[Entries from a dataset]
• • • •
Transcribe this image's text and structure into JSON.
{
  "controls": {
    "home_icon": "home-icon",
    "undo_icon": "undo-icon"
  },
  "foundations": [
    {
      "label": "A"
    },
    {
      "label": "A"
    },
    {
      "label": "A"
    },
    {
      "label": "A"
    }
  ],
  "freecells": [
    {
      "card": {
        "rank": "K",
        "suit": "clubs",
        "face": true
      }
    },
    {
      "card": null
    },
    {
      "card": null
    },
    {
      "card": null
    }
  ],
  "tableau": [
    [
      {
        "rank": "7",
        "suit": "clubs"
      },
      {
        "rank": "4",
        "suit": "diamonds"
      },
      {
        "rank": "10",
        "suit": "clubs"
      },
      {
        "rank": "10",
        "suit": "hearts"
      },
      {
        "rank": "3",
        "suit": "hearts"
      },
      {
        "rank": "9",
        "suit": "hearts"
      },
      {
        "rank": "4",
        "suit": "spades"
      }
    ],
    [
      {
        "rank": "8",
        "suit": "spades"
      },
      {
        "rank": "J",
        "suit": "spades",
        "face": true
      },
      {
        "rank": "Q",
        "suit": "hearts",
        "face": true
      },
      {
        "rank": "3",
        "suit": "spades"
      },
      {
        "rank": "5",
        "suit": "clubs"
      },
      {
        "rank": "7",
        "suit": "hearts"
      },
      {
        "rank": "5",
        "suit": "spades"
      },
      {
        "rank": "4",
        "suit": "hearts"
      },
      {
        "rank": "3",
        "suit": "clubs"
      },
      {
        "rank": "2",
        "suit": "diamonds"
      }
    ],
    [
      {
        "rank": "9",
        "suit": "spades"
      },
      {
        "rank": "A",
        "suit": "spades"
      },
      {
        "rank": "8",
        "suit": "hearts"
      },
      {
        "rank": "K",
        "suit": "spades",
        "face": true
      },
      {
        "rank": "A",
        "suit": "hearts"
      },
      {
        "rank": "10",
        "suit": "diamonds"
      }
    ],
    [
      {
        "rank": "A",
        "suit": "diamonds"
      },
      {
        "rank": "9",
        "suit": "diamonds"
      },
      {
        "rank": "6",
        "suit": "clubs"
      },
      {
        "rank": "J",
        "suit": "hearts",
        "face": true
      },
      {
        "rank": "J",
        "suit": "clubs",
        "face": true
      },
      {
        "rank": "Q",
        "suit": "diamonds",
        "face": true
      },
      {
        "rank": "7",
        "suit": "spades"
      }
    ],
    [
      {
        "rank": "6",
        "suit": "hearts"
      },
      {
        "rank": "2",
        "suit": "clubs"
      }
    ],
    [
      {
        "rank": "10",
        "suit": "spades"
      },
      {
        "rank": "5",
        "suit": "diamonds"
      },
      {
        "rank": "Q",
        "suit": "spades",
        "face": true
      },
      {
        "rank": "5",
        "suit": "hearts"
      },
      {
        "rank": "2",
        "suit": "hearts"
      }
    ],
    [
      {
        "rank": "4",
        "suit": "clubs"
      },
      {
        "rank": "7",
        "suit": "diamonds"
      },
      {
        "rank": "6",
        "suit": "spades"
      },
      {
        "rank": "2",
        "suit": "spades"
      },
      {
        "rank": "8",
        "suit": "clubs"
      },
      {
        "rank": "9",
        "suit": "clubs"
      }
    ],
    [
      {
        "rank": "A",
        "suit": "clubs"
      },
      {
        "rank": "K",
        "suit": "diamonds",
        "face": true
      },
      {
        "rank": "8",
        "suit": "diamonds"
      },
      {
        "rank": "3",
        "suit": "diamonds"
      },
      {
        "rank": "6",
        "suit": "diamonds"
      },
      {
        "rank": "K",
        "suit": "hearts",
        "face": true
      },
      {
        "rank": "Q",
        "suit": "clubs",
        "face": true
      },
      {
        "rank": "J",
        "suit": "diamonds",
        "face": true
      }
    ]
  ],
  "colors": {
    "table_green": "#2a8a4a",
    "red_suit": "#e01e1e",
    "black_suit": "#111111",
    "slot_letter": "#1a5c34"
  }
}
• • • •
Copy out each line above, character for character.

## Solution for this problem
Transcribe this image's text and structure into JSON.
{
  "controls": {
    "home_icon": "home-icon",
    "undo_icon": "undo-icon"
  },
  "foundations": [
    {
      "label": "A"
    },
    {
      "label": "A"
    },
    {
      "label": "A"
    },
    {
      "label": "A"
    }
  ],
  "freecells": [
    {
      "card": {
        "rank": "K",
        "suit": "clubs",
        "face": true
      }
    },
    {
      "card": null
    },
    {
      "card": null
    },
    {
      "card": null
    }
  ],
  "tableau": [
    [
      {
        "rank": "7",
        "suit": "clubs"
      },
      {
        "rank": "4",
        "suit": "diamonds"
      },
      {
        "rank": "10",
        "suit": "clubs"
      },
      {
        "rank": "10",
        "suit": "hearts"
      },
      {
        "rank": "3",
        "suit": "hearts"
      },
      {
        "rank": "9",
        "suit": "hearts"
      },
      {
        "rank": "4",
        "suit": "spades"
      }
    ],
    [
      {
        "rank": "8",
        "suit": "spades"
      },
      {
        "rank": "J",
        "suit": "spades",
        "face": true
      },
      {
        "rank": "Q",
        "suit": "hearts",
        "face": true
      },
      {
        "rank": "3",
        "suit": "spades"
      },
      {
        "rank": "5",
        "suit": "clubs"
      },
      {
        "rank": "7",
        "suit": "hearts"
      },
      {
        "rank": "5",
        "suit": "spades"
      },
      {
        "rank": "4",
        "suit": "hearts"
      },
      {
        "rank": "3",
        "suit": "clubs"
      },
      {
        "rank": "2",
        "suit": "diamonds"
      }
    ],
    [
      {
        "rank": "9",
        "suit": "spades"
      },
      {
        "rank": "A",
        "suit": "spades"
      },
      {
        "rank": "8",
        "suit": "hearts"
      },
      {
        "rank": "K",
        "suit": "spades",
        "face": true
      },
      {
        "rank": "A",
        "suit": "hearts"
      },
      {
        "rank": "10",
        "suit": "diamonds"
      }
    ],
    [
      {
        "rank": "A",
        "suit": "diamonds"
      },
      {
        "rank": "9",
        "suit": "diamonds"
      },
      {
        "rank": "6",
        "suit": "clubs"
      },
      {
        "rank": "J",
        "suit": "hearts",
        "face": true
      },
      {
        "rank": "J",
        "suit": "clubs",
        "face": true
      },
      {
        "rank": "Q",
        "suit": "diamonds",
        "face": true
      },
      {
        "rank": "7",
        "suit": "spades"
      }
    ],
    [
      {
        "rank": "6",
        "suit": "hearts"
      },
      {
        "rank": "2",
        "suit": "clubs"
      }
    ],
    [
      {
        "rank": "10",
        "suit": "spades"
      },
      {
        "rank": "5",
        "suit": "diamonds"
      },
      {
        "rank": "Q",
        "suit": "spades",
        "face": true
      },
      {
        "rank": "5",
        "suit": "hearts"
      },
      {
        "rank": "2",
        "suit": "hearts"
      }
    ],
    [
      {
        "rank": "4",
        "suit": "clubs"
      },
      {
        "rank": "7",
        "suit": "diamonds"
      },
      {
        "rank": "6",
        "suit": "spades"
      },
      {
        "rank": "2",
        "suit": "spades"
      },
      {
        "rank": "8",
        "suit": "clubs"
      },
      {
        "rank": "9",
        "suit": "clubs"
      }
    ],
    [
      {
        "rank": "A",
        "suit": "clubs"
      },
      {
        "rank": "K",
        "suit": "diamonds",
        "face": true
      },
      {
        "rank": "8",
        "suit": "diamonds"
      },
      {
        "rank": "3",
        "suit": "diamonds"
      },
      {
        "rank": "6",
        "suit": "diamonds"
      },
      {
        "rank": "K",
        "suit": "hearts",
        "face": true
      },
      {
        "rank": "Q",
        "suit": "clubs",
        "face": true
      },
      {
        "rank": "J",
        "suit": "diamonds",
        "face": true
      }
    ]
  ],
  "colors": {
    "table_green": "#2a8a4a",
    "red_suit": "#e01e1e",
    "black_suit": "#111111",
    "slot_letter": "#1a5c34"
  }
}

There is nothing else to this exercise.